## Description of the task
Give back only the lines from the one with "Type out the text in this image." through the last line of the data, exactly as they appear.

Stored items from a collection:
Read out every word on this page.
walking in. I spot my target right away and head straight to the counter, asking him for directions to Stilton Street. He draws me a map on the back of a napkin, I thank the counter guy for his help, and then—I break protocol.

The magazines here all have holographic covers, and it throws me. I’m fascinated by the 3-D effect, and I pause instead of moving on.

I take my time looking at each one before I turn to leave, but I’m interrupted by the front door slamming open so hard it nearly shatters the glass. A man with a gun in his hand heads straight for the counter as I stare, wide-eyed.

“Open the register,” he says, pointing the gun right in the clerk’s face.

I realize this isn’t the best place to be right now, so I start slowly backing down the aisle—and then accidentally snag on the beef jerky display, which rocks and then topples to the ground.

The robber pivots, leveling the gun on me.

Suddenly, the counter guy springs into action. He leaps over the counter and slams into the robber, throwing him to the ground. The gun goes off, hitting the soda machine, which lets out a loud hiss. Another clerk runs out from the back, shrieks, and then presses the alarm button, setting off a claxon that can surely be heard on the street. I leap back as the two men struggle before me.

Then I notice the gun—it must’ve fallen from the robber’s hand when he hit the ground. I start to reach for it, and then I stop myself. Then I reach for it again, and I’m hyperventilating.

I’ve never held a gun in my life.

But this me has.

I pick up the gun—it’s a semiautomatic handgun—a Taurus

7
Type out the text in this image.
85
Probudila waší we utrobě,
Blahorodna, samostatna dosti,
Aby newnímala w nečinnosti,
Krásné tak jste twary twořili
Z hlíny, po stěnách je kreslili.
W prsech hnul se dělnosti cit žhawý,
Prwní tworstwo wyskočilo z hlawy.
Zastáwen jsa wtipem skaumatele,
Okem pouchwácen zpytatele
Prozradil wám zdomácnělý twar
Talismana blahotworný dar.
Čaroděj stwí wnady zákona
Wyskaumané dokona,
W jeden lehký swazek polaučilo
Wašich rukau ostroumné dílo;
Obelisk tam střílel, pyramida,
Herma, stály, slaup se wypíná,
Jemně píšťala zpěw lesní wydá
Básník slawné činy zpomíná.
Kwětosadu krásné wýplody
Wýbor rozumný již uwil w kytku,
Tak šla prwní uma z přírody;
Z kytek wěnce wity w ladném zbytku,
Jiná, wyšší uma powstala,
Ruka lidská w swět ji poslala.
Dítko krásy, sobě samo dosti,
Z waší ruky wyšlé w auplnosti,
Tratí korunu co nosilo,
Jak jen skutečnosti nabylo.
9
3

## Output
Type out the text in this image.
85
Probudila waší we utrobě,
Blahorodna, samostatna dosti,
Aby newnímala w nečinnosti,
Krásné tak jste twary twořili
Z hlíny, po stěnách je kreslili.
W prsech hnul se dělnosti cit žhawý,
Prwní tworstwo wyskočilo z hlawy.
Zastáwen jsa wtipem skaumatele,
Okem pouchwácen zpytatele
Prozradil wám zdomácnělý twar
Talismana blahotworný dar.
Čaroděj stwí wnady zákona
Wyskaumané dokona,
W jeden lehký swazek polaučilo
Wašich rukau ostroumné dílo;
Obelisk tam střílel, pyramida,
Herma, stály, slaup se wypíná,
Jemně píšťala zpěw lesní wydá
Básník slawné činy zpomíná.
Kwětosadu krásné wýplody
Wýbor rozumný již uwil w kytku,
Tak šla prwní uma z přírody;
Z kytek wěnce wity w ladném zbytku,
Jiná, wyšší uma powstala,
Ruka lidská w swět ji poslala.
Dítko krásy, sobě samo dosti,
Z waší ruky wyšlé w auplnosti,
Tratí korunu co nosilo,
Jak jen skutečnosti nabylo.
9
3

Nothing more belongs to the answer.